Find the lines below that contain the word "color" and count them. Only the number should be given.

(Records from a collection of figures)

-- START --

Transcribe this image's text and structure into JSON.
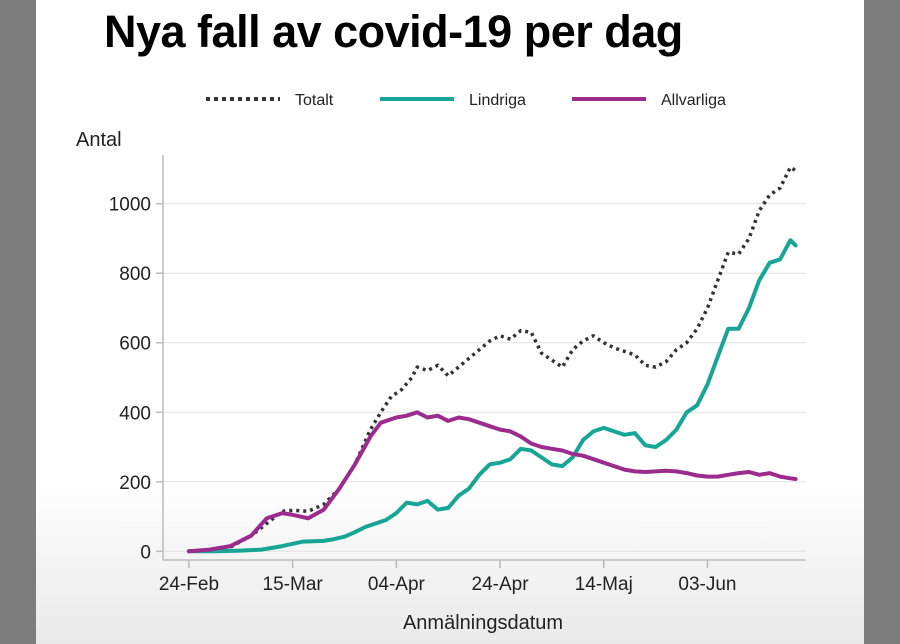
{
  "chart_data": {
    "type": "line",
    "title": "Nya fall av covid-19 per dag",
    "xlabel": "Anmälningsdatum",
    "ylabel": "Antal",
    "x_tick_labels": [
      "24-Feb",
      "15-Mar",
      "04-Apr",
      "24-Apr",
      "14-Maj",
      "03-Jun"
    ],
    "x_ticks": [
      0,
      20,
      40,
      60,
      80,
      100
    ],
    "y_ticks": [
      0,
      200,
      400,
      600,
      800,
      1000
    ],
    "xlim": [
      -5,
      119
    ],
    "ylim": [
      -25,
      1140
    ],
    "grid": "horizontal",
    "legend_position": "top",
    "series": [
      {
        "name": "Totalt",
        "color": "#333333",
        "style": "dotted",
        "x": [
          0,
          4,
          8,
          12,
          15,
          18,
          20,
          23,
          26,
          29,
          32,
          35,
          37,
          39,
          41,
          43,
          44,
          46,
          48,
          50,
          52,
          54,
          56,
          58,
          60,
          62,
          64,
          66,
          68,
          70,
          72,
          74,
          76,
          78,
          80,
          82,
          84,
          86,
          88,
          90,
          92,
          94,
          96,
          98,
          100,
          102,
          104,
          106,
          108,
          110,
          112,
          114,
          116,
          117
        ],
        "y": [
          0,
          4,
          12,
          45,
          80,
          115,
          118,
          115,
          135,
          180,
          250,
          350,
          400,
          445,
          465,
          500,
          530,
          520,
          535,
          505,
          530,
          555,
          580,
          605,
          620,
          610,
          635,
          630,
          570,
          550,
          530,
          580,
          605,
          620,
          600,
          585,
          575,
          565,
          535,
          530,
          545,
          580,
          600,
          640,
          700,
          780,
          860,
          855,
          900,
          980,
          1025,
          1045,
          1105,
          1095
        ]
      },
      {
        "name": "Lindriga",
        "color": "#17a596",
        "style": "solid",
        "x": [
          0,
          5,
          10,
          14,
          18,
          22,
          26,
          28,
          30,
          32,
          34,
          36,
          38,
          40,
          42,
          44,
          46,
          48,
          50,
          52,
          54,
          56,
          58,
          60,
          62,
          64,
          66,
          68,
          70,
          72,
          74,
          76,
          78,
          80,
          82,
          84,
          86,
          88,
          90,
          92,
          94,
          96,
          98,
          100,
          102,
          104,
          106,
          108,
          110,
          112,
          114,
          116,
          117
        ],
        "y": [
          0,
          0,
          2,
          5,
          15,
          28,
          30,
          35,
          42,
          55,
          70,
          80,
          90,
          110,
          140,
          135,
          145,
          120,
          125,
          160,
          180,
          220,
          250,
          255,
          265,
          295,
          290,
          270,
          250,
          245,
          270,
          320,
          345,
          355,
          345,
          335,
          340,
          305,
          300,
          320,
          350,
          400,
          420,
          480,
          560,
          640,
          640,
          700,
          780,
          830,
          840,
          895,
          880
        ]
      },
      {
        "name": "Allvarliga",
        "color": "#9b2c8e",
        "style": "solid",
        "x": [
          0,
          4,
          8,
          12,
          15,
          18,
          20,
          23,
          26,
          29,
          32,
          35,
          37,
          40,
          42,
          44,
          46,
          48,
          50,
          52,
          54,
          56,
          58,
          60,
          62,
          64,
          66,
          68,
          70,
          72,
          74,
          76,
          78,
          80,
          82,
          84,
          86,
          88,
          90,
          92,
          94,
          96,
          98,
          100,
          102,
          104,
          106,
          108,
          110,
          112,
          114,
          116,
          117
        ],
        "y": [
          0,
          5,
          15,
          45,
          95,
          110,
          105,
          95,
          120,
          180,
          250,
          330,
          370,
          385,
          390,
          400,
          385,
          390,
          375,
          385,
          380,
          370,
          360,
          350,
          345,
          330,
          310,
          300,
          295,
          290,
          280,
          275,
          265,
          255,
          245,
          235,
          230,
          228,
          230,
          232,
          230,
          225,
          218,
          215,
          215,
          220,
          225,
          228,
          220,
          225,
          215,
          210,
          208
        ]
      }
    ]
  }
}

-- END --
-- START --

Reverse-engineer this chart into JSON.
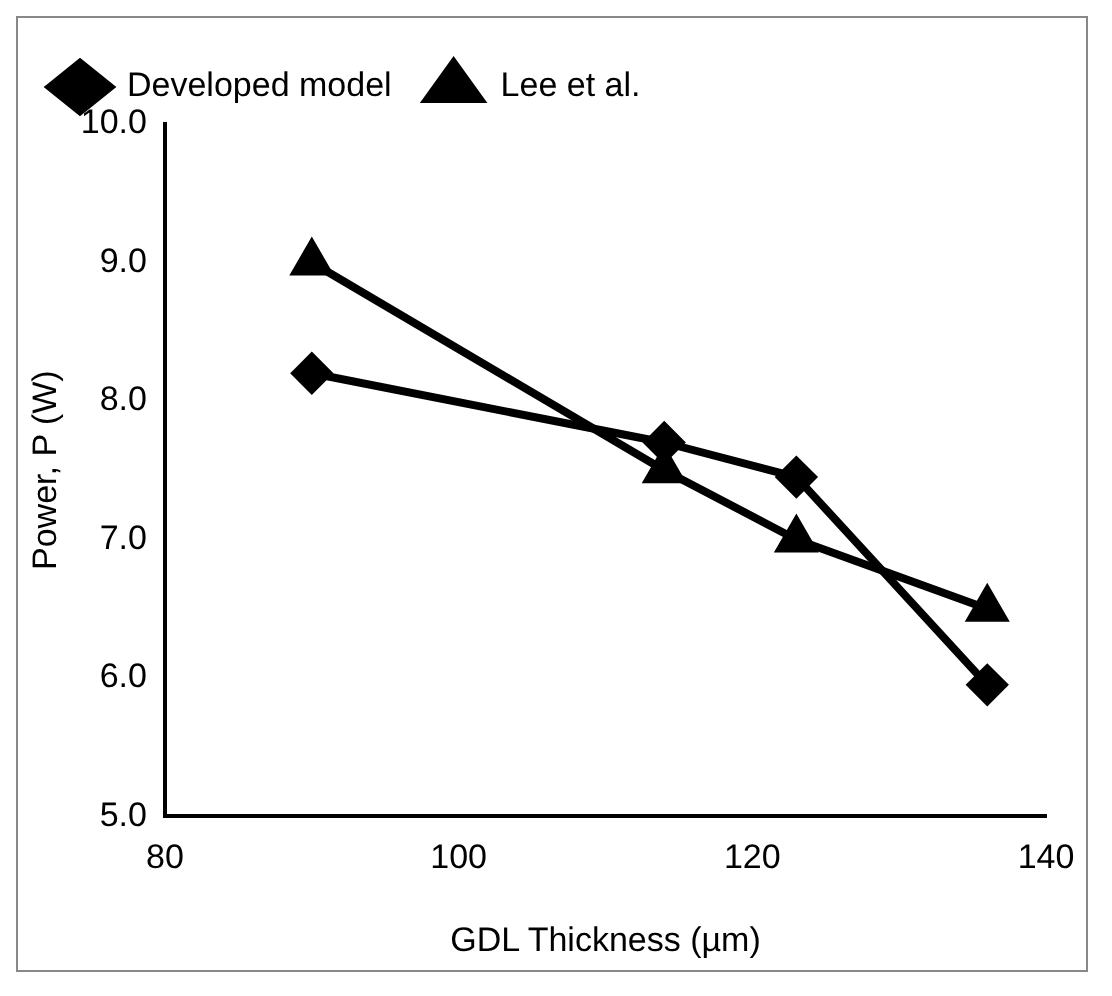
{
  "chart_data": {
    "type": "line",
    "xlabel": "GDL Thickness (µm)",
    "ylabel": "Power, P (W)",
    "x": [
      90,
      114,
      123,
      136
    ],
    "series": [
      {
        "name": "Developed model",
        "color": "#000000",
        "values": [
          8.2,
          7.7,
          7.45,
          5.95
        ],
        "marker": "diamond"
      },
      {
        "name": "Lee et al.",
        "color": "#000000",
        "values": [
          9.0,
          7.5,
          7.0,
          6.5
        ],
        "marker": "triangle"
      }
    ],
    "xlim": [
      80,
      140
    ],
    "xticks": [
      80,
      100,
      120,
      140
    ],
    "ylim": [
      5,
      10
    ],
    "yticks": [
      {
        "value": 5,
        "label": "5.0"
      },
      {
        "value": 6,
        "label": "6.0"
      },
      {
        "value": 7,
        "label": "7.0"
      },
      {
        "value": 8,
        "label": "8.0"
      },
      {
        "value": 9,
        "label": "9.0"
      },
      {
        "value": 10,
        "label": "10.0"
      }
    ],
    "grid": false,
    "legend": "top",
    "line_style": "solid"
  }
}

-- END --

Complete output:
5